Looking at the data below, count the lines that contain the string "type". Write only the total.
========================================
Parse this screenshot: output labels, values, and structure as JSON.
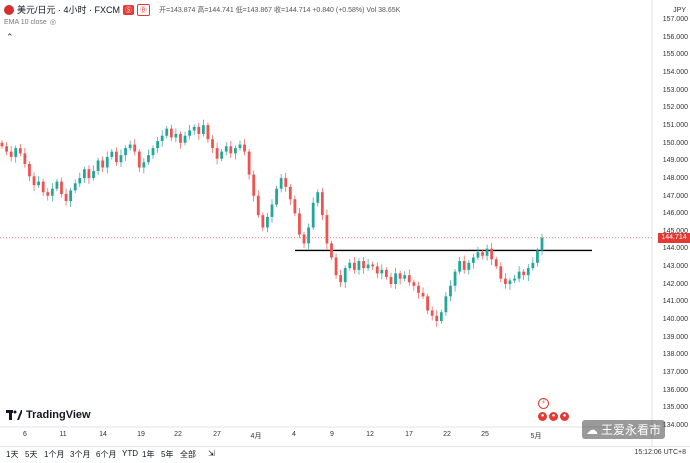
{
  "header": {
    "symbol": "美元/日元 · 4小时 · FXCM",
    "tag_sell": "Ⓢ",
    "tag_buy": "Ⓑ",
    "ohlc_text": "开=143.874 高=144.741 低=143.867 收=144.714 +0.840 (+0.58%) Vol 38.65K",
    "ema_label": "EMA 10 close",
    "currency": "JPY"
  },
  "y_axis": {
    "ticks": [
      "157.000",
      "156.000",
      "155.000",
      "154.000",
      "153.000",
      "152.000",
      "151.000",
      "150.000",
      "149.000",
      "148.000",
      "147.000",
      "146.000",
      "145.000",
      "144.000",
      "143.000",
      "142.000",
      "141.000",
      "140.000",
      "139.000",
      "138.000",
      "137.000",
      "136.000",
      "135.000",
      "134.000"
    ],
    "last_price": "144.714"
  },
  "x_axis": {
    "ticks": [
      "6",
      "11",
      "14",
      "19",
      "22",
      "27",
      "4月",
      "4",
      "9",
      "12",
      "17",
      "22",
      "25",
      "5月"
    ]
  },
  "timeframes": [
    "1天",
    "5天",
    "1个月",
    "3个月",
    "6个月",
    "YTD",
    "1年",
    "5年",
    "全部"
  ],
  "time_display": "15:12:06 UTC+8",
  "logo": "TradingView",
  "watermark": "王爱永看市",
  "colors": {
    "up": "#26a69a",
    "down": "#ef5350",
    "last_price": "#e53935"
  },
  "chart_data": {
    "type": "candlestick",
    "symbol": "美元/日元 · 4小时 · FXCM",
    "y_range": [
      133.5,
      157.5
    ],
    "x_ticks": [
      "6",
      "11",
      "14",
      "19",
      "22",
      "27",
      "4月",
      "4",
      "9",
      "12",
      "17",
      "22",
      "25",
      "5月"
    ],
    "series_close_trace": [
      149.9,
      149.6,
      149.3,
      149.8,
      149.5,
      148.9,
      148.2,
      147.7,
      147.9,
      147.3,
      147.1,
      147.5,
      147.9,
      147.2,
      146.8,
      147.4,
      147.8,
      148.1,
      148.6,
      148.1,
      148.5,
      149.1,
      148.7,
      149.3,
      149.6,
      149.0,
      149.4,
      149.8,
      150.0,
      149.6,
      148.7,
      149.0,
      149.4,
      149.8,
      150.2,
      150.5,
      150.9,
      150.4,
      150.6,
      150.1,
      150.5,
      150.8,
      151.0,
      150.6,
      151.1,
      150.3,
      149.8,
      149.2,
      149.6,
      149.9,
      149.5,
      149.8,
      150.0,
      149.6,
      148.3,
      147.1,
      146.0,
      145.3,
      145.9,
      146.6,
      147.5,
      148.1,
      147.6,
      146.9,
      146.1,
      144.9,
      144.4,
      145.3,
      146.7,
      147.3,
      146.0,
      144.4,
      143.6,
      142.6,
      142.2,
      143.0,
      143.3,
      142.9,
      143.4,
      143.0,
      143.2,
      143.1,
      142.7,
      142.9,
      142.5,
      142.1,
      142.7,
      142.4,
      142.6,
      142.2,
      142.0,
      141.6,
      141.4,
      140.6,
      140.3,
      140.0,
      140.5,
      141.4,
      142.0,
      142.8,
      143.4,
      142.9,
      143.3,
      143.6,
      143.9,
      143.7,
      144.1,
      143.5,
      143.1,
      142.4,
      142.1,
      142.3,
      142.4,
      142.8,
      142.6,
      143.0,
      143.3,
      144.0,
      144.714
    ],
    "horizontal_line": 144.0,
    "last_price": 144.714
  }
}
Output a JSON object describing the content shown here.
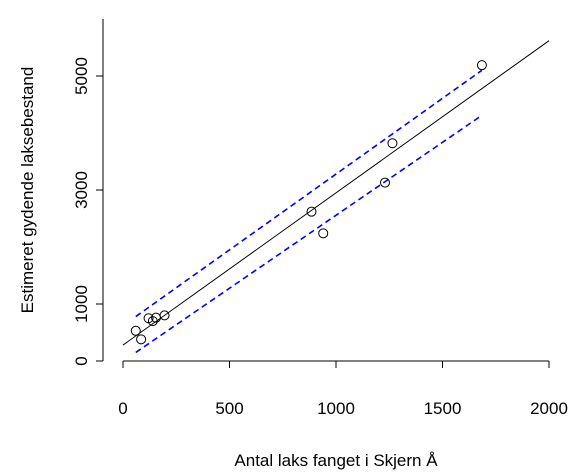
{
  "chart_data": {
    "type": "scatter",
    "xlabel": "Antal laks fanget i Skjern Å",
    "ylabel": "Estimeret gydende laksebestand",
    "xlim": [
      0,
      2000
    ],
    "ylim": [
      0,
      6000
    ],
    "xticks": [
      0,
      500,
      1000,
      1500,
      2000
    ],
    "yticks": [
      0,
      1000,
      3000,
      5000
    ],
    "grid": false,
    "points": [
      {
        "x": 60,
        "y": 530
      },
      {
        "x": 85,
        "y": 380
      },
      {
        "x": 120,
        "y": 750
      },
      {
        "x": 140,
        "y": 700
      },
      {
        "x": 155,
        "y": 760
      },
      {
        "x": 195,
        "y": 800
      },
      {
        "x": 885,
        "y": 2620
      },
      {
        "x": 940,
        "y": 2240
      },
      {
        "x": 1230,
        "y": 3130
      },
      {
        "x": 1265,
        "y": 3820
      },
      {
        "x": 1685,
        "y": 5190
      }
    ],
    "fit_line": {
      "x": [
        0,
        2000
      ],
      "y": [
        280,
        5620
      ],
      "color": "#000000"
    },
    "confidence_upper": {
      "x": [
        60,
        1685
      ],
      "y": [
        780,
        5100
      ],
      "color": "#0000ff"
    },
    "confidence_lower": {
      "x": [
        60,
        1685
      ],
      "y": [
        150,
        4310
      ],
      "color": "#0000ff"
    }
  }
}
========================================
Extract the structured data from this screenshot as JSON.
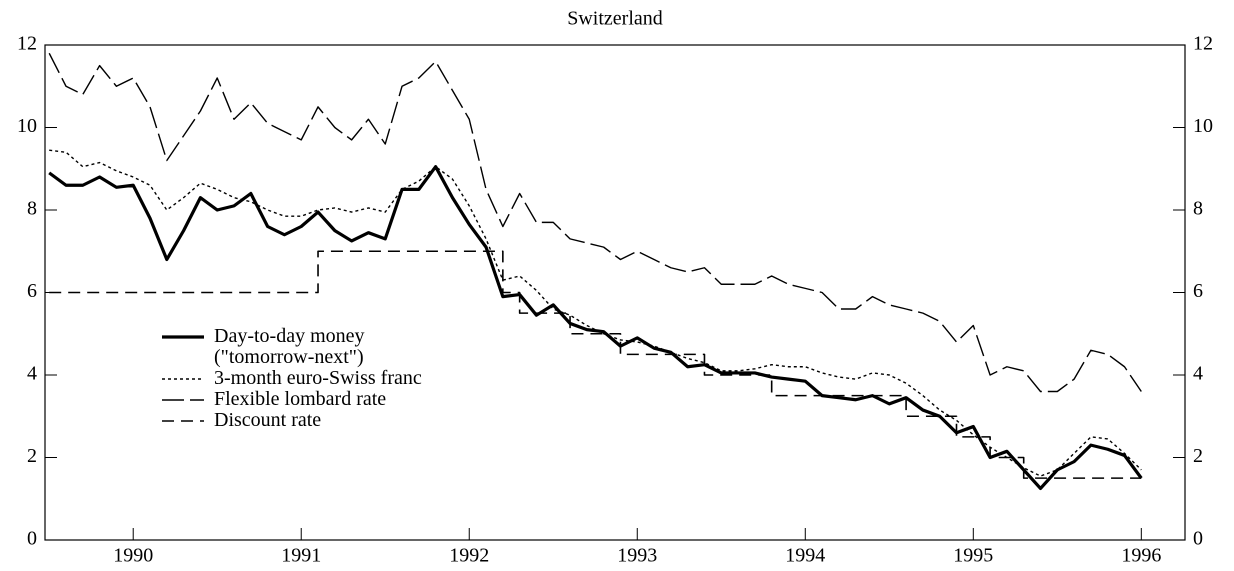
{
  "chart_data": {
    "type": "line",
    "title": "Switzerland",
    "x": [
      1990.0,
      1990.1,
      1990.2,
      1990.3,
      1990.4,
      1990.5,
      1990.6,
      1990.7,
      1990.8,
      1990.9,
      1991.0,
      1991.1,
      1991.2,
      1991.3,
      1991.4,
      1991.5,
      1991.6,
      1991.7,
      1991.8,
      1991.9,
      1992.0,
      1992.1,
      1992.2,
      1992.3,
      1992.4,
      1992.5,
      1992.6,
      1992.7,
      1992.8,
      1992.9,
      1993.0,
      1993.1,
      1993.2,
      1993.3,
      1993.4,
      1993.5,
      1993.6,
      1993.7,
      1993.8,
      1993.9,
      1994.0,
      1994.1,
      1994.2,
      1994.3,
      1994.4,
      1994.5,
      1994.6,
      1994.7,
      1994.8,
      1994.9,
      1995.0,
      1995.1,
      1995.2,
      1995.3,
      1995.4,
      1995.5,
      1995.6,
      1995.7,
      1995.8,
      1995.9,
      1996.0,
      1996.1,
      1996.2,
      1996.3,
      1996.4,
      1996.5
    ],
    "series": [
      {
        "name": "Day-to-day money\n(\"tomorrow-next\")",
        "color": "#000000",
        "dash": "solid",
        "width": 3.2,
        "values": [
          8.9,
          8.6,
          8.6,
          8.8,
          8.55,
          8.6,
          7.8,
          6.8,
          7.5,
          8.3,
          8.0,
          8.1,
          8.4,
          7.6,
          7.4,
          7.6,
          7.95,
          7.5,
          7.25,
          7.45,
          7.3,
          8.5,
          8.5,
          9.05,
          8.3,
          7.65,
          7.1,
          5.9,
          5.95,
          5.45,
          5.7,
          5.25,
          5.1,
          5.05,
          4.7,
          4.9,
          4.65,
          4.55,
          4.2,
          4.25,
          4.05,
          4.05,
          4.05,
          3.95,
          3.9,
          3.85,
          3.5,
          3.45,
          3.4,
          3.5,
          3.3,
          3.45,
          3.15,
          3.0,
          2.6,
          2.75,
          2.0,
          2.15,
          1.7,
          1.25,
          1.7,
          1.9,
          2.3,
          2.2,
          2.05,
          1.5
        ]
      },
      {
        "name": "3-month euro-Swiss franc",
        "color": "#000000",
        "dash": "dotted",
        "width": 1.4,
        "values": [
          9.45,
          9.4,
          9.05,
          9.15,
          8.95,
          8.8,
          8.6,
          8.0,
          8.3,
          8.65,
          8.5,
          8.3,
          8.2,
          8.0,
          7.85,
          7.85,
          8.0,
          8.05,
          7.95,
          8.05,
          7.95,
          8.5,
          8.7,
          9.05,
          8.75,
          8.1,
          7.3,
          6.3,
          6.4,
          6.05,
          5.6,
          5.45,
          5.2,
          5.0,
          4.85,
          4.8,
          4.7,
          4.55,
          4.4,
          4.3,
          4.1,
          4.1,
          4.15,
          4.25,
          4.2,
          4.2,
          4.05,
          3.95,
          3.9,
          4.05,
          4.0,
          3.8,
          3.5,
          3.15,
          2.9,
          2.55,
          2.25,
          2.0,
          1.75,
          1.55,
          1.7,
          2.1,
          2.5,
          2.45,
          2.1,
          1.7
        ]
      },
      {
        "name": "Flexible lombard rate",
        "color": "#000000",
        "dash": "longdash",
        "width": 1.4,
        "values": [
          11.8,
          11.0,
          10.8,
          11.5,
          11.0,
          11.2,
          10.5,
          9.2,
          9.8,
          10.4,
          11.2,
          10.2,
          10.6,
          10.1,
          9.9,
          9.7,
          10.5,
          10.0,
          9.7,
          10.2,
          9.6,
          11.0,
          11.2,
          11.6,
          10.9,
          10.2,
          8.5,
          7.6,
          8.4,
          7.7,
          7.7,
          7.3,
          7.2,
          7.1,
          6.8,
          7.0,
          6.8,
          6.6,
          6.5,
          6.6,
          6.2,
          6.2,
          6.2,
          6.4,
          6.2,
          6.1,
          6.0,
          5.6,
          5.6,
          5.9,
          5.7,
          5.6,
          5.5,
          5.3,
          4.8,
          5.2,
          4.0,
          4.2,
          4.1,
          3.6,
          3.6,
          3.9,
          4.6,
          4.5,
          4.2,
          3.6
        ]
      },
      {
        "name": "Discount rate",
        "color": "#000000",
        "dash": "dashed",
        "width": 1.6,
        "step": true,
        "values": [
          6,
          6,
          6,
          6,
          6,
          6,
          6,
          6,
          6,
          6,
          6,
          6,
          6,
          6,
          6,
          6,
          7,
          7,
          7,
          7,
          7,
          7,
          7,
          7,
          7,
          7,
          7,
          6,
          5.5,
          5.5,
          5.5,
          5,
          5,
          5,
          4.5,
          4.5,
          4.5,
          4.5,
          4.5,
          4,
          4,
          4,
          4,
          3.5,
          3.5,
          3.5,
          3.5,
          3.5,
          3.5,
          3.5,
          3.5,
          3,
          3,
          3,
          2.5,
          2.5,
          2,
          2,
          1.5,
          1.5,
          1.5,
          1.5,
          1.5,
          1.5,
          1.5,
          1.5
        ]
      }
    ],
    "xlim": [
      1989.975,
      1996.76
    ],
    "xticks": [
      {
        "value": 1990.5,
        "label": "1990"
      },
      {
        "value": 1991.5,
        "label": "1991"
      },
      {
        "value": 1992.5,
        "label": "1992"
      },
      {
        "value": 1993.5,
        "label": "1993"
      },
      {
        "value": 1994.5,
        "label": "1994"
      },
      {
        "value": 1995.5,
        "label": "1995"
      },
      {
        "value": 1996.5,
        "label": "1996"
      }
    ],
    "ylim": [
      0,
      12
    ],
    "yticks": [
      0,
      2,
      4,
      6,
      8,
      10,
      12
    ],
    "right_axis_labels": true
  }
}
========================================
Solution to this problem: 3